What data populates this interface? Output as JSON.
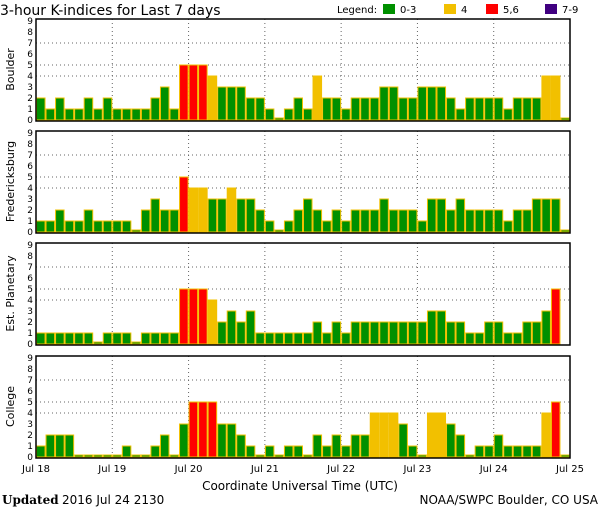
{
  "chart_data": [
    {
      "type": "bar",
      "title": "3-hour K-indices for Last 7 days",
      "xlabel": "Coordinate Universal Time (UTC)",
      "x_ticks": [
        "Jul 18",
        "Jul 19",
        "Jul 20",
        "Jul 21",
        "Jul 22",
        "Jul 23",
        "Jul 24",
        "Jul 25"
      ],
      "y_ticks": [
        "0",
        "1",
        "2",
        "3",
        "4",
        "5",
        "6",
        "7",
        "8",
        "9"
      ],
      "ylim": [
        0,
        9
      ],
      "bars_per_day": 8,
      "grid": {
        "horizontal_dotted_at": [
          4,
          5,
          7
        ],
        "vertical_dotted_at_days": true
      },
      "legend": {
        "label": "Legend:",
        "placement": "top-right",
        "entries": [
          {
            "label": "0-3",
            "color": "#009000"
          },
          {
            "label": "4",
            "color": "#f2c000"
          },
          {
            "label": "5,6",
            "color": "#ff0000"
          },
          {
            "label": "7-9",
            "color": "#400080"
          }
        ]
      },
      "bar_outline_color": "#f2c000",
      "panels": [
        {
          "name": "Boulder",
          "values": [
            2,
            1,
            2,
            1,
            1,
            2,
            1,
            2,
            1,
            1,
            1,
            1,
            2,
            3,
            1,
            5,
            5,
            5,
            4,
            3,
            3,
            3,
            2,
            2,
            1,
            0,
            1,
            2,
            1,
            4,
            2,
            2,
            1,
            2,
            2,
            2,
            3,
            3,
            2,
            2,
            3,
            3,
            3,
            2,
            1,
            2,
            2,
            2,
            2,
            1,
            2,
            2,
            2,
            4,
            4,
            0
          ]
        },
        {
          "name": "Fredericksburg",
          "values": [
            1,
            1,
            2,
            1,
            1,
            2,
            1,
            1,
            1,
            1,
            0,
            2,
            3,
            2,
            2,
            5,
            4,
            4,
            3,
            3,
            4,
            3,
            3,
            2,
            1,
            0,
            1,
            2,
            3,
            2,
            1,
            2,
            1,
            2,
            2,
            2,
            3,
            2,
            2,
            2,
            1,
            3,
            3,
            2,
            3,
            2,
            2,
            2,
            2,
            1,
            2,
            2,
            3,
            3,
            3,
            0
          ]
        },
        {
          "name": "Est. Planetary",
          "values": [
            1,
            1,
            1,
            1,
            1,
            1,
            0,
            1,
            1,
            1,
            0,
            1,
            1,
            1,
            1,
            5,
            5,
            5,
            4,
            2,
            3,
            2,
            3,
            1,
            1,
            1,
            1,
            1,
            1,
            2,
            1,
            2,
            1,
            2,
            2,
            2,
            2,
            2,
            2,
            2,
            2,
            3,
            3,
            2,
            2,
            1,
            1,
            2,
            2,
            1,
            1,
            2,
            2,
            3,
            5,
            null
          ]
        },
        {
          "name": "College",
          "values": [
            1,
            2,
            2,
            2,
            0,
            0,
            0,
            0,
            0,
            1,
            0,
            0,
            1,
            2,
            0,
            3,
            5,
            5,
            5,
            3,
            3,
            2,
            1,
            0,
            1,
            0,
            1,
            1,
            0,
            2,
            1,
            2,
            1,
            2,
            2,
            4,
            4,
            4,
            3,
            1,
            0,
            4,
            4,
            3,
            2,
            0,
            1,
            1,
            2,
            1,
            1,
            1,
            1,
            4,
            5,
            0
          ]
        }
      ]
    }
  ],
  "footer": {
    "updated_label": "Updated",
    "updated_value": "2016 Jul 24 2130",
    "credit": "NOAA/SWPC Boulder, CO USA"
  }
}
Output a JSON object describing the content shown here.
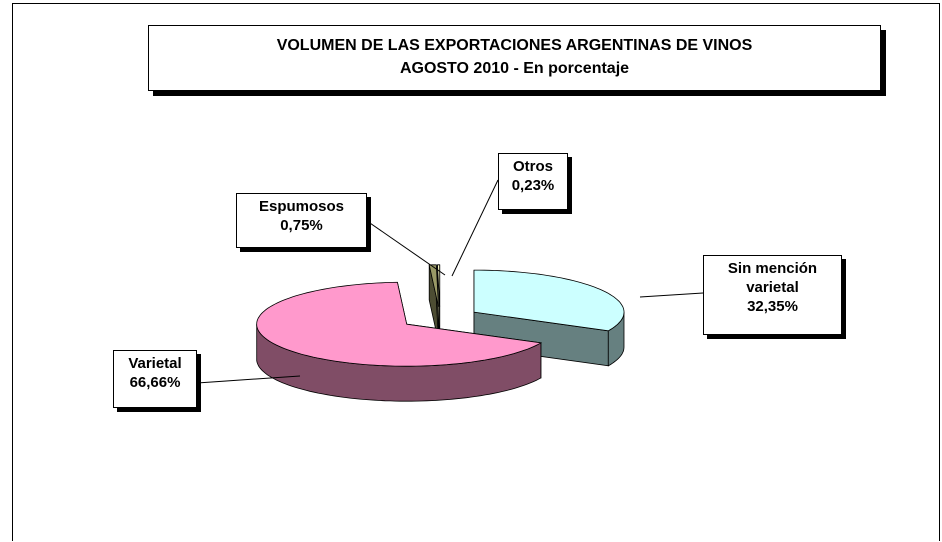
{
  "chart_data": {
    "type": "pie",
    "title": "VOLUMEN DE LAS EXPORTACIONES ARGENTINAS  DE VINOS",
    "subtitle": "AGOSTO 2010 - En porcentaje",
    "categories": [
      "Sin mención varietal",
      "Varietal",
      "Espumosos",
      "Otros"
    ],
    "values": [
      32.35,
      66.66,
      0.75,
      0.23
    ],
    "value_labels": [
      "32,35%",
      "66,66%",
      "0,75%",
      "0,23%"
    ],
    "colors": [
      "#ccffff",
      "#ff99cc",
      "#999966",
      "#ffffcc"
    ]
  }
}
+ + +
• **What is expected**: Using the material above, return every line exactly as it appears, minus the pictures.

• **Written solution**:
What data populates this interface? Output as JSON.
{
  "chart_data": [
    {
      "type": "bar",
      "title": "3-hour K-indices for Last 7 days",
      "xlabel": "Coordinate Universal Time (UTC)",
      "x_ticks": [
        "Jul 18",
        "Jul 19",
        "Jul 20",
        "Jul 21",
        "Jul 22",
        "Jul 23",
        "Jul 24",
        "Jul 25"
      ],
      "y_ticks": [
        "0",
        "1",
        "2",
        "3",
        "4",
        "5",
        "6",
        "7",
        "8",
        "9"
      ],
      "ylim": [
        0,
        9
      ],
      "bars_per_day": 8,
      "grid": {
        "horizontal_dotted_at": [
          4,
          5,
          7
        ],
        "vertical_dotted_at_days": true
      },
      "legend": {
        "label": "Legend:",
        "placement": "top-right",
        "entries": [
          {
            "label": "0-3",
            "color": "#009000"
          },
          {
            "label": "4",
            "color": "#f2c000"
          },
          {
            "label": "5,6",
            "color": "#ff0000"
          },
          {
            "label": "7-9",
            "color": "#400080"
          }
        ]
      },
      "bar_outline_color": "#f2c000",
      "panels": [
        {
          "name": "Boulder",
          "values": [
            2,
            1,
            2,
            1,
            1,
            2,
            1,
            2,
            1,
            1,
            1,
            1,
            2,
            3,
            1,
            5,
            5,
            5,
            4,
            3,
            3,
            3,
            2,
            2,
            1,
            0,
            1,
            2,
            1,
            4,
            2,
            2,
            1,
            2,
            2,
            2,
            3,
            3,
            2,
            2,
            3,
            3,
            3,
            2,
            1,
            2,
            2,
            2,
            2,
            1,
            2,
            2,
            2,
            4,
            4,
            0
          ]
        },
        {
          "name": "Fredericksburg",
          "values": [
            1,
            1,
            2,
            1,
            1,
            2,
            1,
            1,
            1,
            1,
            0,
            2,
            3,
            2,
            2,
            5,
            4,
            4,
            3,
            3,
            4,
            3,
            3,
            2,
            1,
            0,
            1,
            2,
            3,
            2,
            1,
            2,
            1,
            2,
            2,
            2,
            3,
            2,
            2,
            2,
            1,
            3,
            3,
            2,
            3,
            2,
            2,
            2,
            2,
            1,
            2,
            2,
            3,
            3,
            3,
            0
          ]
        },
        {
          "name": "Est. Planetary",
          "values": [
            1,
            1,
            1,
            1,
            1,
            1,
            0,
            1,
            1,
            1,
            0,
            1,
            1,
            1,
            1,
            5,
            5,
            5,
            4,
            2,
            3,
            2,
            3,
            1,
            1,
            1,
            1,
            1,
            1,
            2,
            1,
            2,
            1,
            2,
            2,
            2,
            2,
            2,
            2,
            2,
            2,
            3,
            3,
            2,
            2,
            1,
            1,
            2,
            2,
            1,
            1,
            2,
            2,
            3,
            5,
            null
          ]
        },
        {
          "name": "College",
          "values": [
            1,
            2,
            2,
            2,
            0,
            0,
            0,
            0,
            0,
            1,
            0,
            0,
            1,
            2,
            0,
            3,
            5,
            5,
            5,
            3,
            3,
            2,
            1,
            0,
            1,
            0,
            1,
            1,
            0,
            2,
            1,
            2,
            1,
            2,
            2,
            4,
            4,
            4,
            3,
            1,
            0,
            4,
            4,
            3,
            2,
            0,
            1,
            1,
            2,
            1,
            1,
            1,
            1,
            4,
            5,
            0
          ]
        }
      ]
    }
  ],
  "footer": {
    "updated_label": "Updated",
    "updated_value": "2016 Jul 24 2130",
    "credit": "NOAA/SWPC Boulder, CO USA"
  }
}
Output a JSON object describing the content shown here.
{
  "chart_data": {
    "type": "pie",
    "title": "VOLUMEN DE LAS EXPORTACIONES ARGENTINAS  DE VINOS",
    "subtitle": "AGOSTO 2010 - En porcentaje",
    "categories": [
      "Sin mención varietal",
      "Varietal",
      "Espumosos",
      "Otros"
    ],
    "values": [
      32.35,
      66.66,
      0.75,
      0.23
    ],
    "value_labels": [
      "32,35%",
      "66,66%",
      "0,75%",
      "0,23%"
    ],
    "colors": [
      "#ccffff",
      "#ff99cc",
      "#999966",
      "#ffffcc"
    ]
  }
}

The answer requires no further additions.